§ Dataset items:
==============================

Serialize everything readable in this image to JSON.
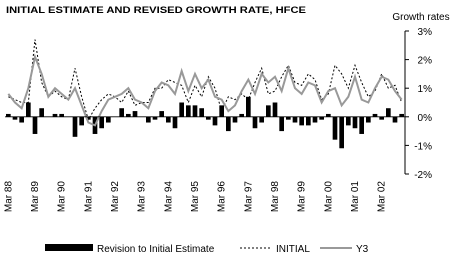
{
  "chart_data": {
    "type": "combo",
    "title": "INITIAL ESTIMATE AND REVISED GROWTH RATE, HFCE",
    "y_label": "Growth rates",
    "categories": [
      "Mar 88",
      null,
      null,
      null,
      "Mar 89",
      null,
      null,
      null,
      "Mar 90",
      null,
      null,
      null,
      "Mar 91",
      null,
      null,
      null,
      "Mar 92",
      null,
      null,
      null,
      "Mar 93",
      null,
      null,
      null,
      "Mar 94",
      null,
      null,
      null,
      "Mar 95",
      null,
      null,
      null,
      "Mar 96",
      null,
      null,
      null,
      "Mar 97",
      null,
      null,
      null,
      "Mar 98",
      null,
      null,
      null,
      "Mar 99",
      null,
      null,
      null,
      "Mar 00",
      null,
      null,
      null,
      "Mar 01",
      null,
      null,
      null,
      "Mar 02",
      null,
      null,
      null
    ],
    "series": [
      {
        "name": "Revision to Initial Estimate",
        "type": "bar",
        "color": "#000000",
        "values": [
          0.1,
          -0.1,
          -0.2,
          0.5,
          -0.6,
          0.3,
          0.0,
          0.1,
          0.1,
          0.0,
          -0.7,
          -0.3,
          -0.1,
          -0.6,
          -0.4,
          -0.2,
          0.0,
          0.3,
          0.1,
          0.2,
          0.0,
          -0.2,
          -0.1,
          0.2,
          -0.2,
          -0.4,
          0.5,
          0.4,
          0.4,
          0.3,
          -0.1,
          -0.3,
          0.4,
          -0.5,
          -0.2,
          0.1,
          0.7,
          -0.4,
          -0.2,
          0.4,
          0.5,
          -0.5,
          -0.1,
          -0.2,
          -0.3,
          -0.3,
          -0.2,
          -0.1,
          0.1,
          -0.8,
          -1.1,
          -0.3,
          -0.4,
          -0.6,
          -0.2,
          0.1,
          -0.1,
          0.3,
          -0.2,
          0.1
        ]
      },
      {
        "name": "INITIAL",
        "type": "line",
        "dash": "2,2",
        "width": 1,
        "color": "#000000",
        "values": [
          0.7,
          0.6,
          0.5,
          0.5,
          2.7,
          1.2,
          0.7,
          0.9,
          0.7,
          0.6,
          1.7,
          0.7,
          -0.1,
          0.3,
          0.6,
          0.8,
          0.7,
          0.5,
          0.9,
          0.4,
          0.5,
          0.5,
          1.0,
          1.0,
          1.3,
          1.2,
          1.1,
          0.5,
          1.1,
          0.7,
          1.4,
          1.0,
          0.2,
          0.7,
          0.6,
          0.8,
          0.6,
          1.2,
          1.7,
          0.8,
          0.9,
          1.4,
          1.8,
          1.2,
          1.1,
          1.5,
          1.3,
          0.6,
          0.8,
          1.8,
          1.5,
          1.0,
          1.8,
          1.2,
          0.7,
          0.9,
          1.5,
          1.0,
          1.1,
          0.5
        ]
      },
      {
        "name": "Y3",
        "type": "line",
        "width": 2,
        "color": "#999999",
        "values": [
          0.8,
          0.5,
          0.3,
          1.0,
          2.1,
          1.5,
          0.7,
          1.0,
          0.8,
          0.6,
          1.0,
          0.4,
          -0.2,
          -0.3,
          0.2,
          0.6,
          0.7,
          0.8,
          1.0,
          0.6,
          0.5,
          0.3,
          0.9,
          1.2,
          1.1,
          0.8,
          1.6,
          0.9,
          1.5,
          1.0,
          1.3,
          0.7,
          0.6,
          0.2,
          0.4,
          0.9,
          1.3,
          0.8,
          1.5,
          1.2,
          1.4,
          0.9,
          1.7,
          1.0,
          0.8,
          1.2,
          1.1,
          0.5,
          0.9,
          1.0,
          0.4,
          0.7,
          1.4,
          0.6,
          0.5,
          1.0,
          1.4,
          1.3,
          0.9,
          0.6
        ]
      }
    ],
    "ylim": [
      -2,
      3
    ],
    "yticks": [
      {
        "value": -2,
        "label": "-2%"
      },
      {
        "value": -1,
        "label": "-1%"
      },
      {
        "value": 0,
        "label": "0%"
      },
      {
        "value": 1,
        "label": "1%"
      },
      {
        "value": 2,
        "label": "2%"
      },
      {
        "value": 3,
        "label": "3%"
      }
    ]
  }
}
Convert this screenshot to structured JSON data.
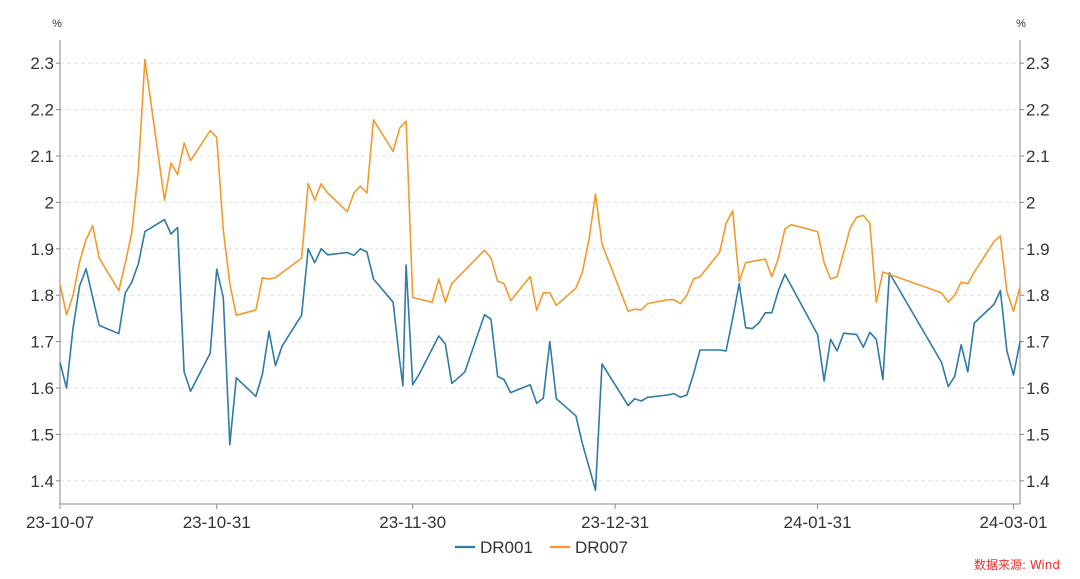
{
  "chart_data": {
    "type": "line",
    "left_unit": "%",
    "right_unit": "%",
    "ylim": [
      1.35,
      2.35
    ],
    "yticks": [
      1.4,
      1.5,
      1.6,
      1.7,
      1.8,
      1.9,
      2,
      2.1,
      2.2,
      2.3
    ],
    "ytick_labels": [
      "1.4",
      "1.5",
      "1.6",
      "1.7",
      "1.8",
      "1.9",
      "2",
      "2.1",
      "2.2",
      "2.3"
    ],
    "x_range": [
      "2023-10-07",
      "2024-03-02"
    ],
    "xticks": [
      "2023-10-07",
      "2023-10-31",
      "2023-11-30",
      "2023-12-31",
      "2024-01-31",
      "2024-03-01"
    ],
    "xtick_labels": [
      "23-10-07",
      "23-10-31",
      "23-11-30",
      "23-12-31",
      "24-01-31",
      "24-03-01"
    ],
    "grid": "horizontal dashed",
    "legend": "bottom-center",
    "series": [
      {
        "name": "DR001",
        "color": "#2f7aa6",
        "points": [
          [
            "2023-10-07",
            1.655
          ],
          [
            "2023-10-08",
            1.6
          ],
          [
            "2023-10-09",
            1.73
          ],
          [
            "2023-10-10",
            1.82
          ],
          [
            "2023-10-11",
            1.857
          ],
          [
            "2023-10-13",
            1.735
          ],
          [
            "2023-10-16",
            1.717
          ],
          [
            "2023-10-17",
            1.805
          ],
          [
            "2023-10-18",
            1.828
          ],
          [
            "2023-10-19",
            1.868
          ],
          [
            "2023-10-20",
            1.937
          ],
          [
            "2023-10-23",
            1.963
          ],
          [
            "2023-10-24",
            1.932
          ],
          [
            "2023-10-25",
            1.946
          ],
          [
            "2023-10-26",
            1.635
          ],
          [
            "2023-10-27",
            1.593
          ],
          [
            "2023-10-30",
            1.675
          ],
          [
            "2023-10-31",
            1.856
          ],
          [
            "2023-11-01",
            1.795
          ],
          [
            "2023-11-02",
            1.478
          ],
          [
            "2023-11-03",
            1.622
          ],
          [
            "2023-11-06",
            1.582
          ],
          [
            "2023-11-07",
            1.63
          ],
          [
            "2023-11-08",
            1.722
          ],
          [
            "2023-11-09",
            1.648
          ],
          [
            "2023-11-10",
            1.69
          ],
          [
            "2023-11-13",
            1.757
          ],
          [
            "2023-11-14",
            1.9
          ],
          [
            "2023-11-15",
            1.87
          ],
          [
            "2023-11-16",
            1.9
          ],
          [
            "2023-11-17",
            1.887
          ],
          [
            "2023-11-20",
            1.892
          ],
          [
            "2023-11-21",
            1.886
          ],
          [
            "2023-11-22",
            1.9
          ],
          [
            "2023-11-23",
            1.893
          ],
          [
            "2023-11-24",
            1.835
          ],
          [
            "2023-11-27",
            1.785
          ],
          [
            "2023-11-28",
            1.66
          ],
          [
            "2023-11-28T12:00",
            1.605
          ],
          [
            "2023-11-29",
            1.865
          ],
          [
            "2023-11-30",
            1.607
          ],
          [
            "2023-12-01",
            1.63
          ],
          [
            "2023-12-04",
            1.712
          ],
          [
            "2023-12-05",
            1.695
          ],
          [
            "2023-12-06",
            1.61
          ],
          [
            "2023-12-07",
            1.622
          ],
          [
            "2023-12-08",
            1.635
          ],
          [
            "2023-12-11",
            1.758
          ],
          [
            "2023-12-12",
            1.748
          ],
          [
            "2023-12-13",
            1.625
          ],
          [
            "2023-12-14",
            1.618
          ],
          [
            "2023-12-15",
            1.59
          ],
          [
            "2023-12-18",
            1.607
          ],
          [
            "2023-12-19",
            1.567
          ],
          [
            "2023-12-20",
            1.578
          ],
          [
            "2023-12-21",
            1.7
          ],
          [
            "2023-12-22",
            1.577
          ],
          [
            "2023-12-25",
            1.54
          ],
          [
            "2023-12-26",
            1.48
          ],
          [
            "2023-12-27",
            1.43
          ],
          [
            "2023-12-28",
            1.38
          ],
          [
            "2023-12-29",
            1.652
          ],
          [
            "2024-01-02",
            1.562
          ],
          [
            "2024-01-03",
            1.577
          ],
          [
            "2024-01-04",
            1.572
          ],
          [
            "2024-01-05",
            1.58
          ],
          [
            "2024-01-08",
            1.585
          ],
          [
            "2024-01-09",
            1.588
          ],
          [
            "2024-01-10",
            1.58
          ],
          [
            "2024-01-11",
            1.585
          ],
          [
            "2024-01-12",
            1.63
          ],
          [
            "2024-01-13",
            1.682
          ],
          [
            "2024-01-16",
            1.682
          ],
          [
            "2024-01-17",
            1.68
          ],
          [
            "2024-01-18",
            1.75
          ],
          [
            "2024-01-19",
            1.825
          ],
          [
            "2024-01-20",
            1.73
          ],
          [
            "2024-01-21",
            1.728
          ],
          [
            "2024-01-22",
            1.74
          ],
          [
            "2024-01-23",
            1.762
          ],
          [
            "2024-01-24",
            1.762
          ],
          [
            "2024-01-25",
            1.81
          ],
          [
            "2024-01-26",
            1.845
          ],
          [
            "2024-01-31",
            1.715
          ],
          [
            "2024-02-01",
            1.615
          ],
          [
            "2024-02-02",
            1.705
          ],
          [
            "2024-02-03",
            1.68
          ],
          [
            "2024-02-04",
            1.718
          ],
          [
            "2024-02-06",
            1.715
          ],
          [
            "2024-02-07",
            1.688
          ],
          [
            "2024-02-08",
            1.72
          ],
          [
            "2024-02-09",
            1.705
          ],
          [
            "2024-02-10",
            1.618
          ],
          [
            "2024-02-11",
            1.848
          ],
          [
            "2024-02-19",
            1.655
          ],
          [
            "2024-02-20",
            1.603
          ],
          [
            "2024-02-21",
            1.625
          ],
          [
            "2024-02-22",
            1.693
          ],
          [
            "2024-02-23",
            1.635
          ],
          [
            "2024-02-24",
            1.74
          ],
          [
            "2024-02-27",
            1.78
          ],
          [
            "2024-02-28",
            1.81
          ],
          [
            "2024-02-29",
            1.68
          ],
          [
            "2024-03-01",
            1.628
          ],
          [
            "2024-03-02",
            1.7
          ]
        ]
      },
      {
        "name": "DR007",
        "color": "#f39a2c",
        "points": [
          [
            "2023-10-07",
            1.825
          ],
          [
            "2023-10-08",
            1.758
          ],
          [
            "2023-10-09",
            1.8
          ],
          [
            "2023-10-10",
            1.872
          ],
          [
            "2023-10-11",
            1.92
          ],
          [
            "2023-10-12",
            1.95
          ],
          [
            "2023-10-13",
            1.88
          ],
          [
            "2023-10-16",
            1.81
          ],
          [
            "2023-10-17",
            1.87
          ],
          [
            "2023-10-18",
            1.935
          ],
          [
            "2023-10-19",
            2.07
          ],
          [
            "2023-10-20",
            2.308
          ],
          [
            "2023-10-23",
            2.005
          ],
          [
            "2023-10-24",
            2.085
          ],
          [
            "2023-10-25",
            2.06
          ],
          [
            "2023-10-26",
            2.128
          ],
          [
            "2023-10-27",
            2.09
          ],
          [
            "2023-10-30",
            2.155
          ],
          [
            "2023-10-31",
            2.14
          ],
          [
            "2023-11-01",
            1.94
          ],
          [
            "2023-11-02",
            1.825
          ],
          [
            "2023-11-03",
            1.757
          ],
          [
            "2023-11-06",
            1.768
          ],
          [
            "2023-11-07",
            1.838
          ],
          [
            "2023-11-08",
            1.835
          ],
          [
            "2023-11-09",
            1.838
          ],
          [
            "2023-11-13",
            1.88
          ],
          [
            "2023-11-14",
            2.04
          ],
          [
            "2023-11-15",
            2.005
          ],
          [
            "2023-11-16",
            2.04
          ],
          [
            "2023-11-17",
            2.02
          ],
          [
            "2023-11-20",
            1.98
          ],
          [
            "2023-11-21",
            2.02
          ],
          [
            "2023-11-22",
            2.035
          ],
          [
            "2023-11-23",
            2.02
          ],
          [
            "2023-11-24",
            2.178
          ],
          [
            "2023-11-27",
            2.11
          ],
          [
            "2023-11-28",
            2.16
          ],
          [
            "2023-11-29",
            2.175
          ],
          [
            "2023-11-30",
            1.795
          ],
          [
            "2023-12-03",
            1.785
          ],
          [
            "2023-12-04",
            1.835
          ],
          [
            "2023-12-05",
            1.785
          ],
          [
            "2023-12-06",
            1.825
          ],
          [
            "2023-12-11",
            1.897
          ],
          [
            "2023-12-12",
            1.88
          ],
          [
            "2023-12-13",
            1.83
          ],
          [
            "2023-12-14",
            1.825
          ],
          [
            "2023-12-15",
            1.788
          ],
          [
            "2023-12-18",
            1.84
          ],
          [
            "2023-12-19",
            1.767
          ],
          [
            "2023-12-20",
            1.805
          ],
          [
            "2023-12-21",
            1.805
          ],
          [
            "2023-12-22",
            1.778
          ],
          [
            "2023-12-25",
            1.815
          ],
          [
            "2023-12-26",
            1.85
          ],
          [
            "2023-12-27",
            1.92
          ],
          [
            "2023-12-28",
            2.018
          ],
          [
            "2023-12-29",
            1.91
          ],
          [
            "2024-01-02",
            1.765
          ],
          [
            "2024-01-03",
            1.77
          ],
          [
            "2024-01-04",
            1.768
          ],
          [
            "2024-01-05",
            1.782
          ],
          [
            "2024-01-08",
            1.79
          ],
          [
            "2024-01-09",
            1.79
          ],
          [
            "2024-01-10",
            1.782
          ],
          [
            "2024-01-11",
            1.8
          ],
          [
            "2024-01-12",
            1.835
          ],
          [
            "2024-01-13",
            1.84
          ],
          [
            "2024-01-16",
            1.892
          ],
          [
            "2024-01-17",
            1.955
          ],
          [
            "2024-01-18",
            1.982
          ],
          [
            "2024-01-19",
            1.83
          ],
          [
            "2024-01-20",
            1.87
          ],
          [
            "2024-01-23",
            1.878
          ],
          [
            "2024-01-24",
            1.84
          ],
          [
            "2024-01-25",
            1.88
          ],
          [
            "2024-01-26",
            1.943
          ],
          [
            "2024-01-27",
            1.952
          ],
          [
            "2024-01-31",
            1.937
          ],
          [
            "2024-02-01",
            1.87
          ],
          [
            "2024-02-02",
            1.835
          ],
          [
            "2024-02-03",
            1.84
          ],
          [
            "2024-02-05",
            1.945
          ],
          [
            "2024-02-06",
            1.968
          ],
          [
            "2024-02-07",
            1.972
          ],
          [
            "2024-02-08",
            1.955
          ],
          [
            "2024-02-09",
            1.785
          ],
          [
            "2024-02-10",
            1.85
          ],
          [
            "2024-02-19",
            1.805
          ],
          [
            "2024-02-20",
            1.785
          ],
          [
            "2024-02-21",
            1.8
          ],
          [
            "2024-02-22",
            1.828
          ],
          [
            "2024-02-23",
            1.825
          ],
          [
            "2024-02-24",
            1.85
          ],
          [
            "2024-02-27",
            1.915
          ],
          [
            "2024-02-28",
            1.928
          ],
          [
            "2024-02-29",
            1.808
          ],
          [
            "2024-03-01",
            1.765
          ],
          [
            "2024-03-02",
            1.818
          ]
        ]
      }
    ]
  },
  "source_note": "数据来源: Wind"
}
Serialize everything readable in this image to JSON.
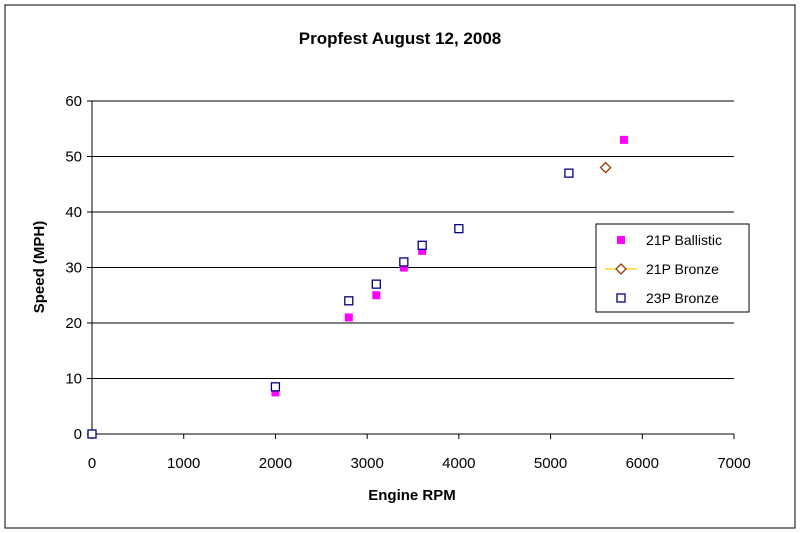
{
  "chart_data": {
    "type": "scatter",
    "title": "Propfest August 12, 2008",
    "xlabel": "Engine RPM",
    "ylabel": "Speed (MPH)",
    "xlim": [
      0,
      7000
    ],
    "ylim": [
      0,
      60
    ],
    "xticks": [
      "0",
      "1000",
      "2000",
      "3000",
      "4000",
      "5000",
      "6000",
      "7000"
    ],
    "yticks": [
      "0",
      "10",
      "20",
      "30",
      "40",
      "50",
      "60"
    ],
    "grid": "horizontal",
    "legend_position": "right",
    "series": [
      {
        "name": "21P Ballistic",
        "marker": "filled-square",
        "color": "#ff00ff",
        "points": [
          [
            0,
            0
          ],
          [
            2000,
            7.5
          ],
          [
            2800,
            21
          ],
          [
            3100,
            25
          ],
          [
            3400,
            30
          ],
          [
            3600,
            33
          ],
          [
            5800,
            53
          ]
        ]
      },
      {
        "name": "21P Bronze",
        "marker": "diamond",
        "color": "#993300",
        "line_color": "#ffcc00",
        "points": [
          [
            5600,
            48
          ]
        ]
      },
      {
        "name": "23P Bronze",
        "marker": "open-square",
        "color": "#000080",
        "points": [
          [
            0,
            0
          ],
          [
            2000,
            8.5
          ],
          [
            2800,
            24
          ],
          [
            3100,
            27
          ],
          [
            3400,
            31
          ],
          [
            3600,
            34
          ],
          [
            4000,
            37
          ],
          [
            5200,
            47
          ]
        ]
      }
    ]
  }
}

==============================

§ WHAT THE EXERCISE ASKS: Check each line of the records for the word "square" and extract those that contain it.

§ COMPLETE RESPONSE:
        "marker": "filled-square",
        "marker": "open-square",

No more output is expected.